* **WHAT THIS TASK INVOLVES**
Write out the entries below once more, exactly, with the pictures left out.

Figure content listings:
○ ○ ○ ○ ○
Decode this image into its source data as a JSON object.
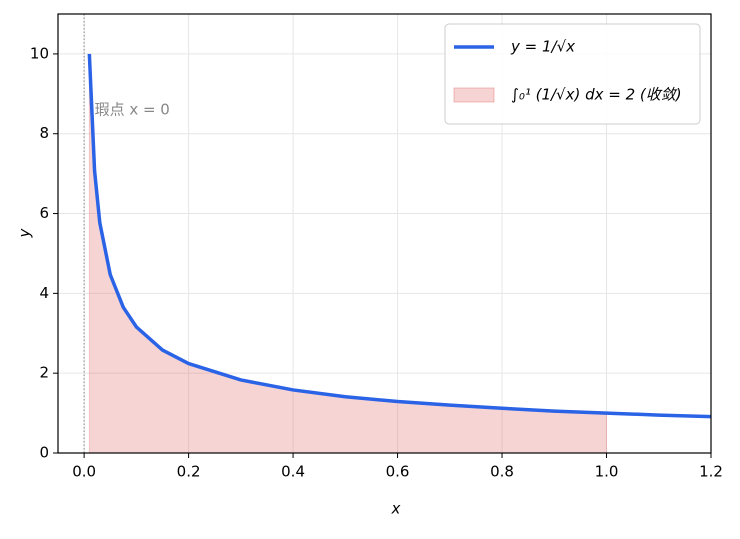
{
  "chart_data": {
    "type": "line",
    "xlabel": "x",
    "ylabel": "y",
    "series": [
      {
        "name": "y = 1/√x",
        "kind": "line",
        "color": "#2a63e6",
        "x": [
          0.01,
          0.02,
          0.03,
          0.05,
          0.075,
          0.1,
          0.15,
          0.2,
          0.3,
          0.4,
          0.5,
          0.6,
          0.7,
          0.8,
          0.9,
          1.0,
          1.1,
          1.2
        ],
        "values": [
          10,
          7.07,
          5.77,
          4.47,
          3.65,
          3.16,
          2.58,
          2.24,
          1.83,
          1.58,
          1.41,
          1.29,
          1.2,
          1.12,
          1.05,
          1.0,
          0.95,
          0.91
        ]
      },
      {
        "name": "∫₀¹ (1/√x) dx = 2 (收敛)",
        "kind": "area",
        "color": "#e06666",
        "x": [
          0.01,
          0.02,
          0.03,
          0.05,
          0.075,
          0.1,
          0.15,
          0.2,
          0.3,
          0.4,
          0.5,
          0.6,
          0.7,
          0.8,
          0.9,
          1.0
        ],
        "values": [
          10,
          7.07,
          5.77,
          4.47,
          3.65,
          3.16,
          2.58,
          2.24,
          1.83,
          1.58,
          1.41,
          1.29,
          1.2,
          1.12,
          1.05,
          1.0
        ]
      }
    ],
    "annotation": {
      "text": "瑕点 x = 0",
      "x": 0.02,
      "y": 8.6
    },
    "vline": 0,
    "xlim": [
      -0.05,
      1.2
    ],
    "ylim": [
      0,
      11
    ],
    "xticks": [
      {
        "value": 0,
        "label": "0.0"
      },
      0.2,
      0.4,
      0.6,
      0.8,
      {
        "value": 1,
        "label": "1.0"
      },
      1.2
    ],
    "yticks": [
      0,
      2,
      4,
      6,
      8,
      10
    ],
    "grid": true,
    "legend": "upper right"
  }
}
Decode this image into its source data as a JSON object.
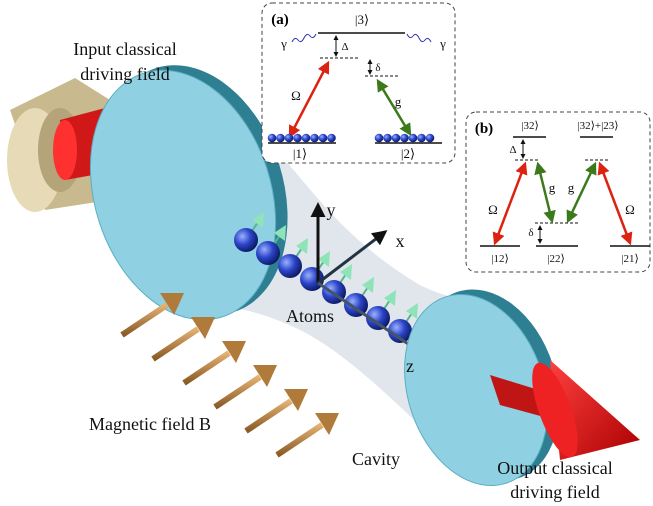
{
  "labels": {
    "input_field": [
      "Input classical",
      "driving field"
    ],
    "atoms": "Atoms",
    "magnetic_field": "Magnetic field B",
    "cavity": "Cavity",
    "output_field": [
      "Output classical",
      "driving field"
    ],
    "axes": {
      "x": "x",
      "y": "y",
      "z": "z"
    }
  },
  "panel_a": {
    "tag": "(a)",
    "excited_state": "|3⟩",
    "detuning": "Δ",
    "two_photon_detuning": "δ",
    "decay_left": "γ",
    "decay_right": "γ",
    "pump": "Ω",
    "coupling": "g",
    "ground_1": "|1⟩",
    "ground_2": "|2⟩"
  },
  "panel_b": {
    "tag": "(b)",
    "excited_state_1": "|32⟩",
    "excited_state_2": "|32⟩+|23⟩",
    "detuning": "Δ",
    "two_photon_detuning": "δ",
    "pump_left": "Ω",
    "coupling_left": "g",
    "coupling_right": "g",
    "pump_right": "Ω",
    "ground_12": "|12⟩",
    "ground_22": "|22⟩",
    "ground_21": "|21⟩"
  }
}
○ ○ ○ ○ ○
* **RESULT OF THIS TASK**
Decode this image into its source data as a JSON object.
{
  "chart_data": {
    "type": "line",
    "xlabel": "x",
    "ylabel": "y",
    "series": [
      {
        "name": "y = 1/√x",
        "kind": "line",
        "color": "#2a63e6",
        "x": [
          0.01,
          0.02,
          0.03,
          0.05,
          0.075,
          0.1,
          0.15,
          0.2,
          0.3,
          0.4,
          0.5,
          0.6,
          0.7,
          0.8,
          0.9,
          1.0,
          1.1,
          1.2
        ],
        "values": [
          10,
          7.07,
          5.77,
          4.47,
          3.65,
          3.16,
          2.58,
          2.24,
          1.83,
          1.58,
          1.41,
          1.29,
          1.2,
          1.12,
          1.05,
          1.0,
          0.95,
          0.91
        ]
      },
      {
        "name": "∫₀¹ (1/√x) dx = 2 (收敛)",
        "kind": "area",
        "color": "#e06666",
        "x": [
          0.01,
          0.02,
          0.03,
          0.05,
          0.075,
          0.1,
          0.15,
          0.2,
          0.3,
          0.4,
          0.5,
          0.6,
          0.7,
          0.8,
          0.9,
          1.0
        ],
        "values": [
          10,
          7.07,
          5.77,
          4.47,
          3.65,
          3.16,
          2.58,
          2.24,
          1.83,
          1.58,
          1.41,
          1.29,
          1.2,
          1.12,
          1.05,
          1.0
        ]
      }
    ],
    "annotation": {
      "text": "瑕点 x = 0",
      "x": 0.02,
      "y": 8.6
    },
    "vline": 0,
    "xlim": [
      -0.05,
      1.2
    ],
    "ylim": [
      0,
      11
    ],
    "xticks": [
      {
        "value": 0,
        "label": "0.0"
      },
      0.2,
      0.4,
      0.6,
      0.8,
      {
        "value": 1,
        "label": "1.0"
      },
      1.2
    ],
    "yticks": [
      0,
      2,
      4,
      6,
      8,
      10
    ],
    "grid": true,
    "legend": "upper right"
  }
}
Decode this image into its source data as a JSON object.
{
  "labels": {
    "input_field": [
      "Input classical",
      "driving field"
    ],
    "atoms": "Atoms",
    "magnetic_field": "Magnetic field B",
    "cavity": "Cavity",
    "output_field": [
      "Output classical",
      "driving field"
    ],
    "axes": {
      "x": "x",
      "y": "y",
      "z": "z"
    }
  },
  "panel_a": {
    "tag": "(a)",
    "excited_state": "|3⟩",
    "detuning": "Δ",
    "two_photon_detuning": "δ",
    "decay_left": "γ",
    "decay_right": "γ",
    "pump": "Ω",
    "coupling": "g",
    "ground_1": "|1⟩",
    "ground_2": "|2⟩"
  },
  "panel_b": {
    "tag": "(b)",
    "excited_state_1": "|32⟩",
    "excited_state_2": "|32⟩+|23⟩",
    "detuning": "Δ",
    "two_photon_detuning": "δ",
    "pump_left": "Ω",
    "coupling_left": "g",
    "coupling_right": "g",
    "pump_right": "Ω",
    "ground_12": "|12⟩",
    "ground_22": "|22⟩",
    "ground_21": "|21⟩"
  }
}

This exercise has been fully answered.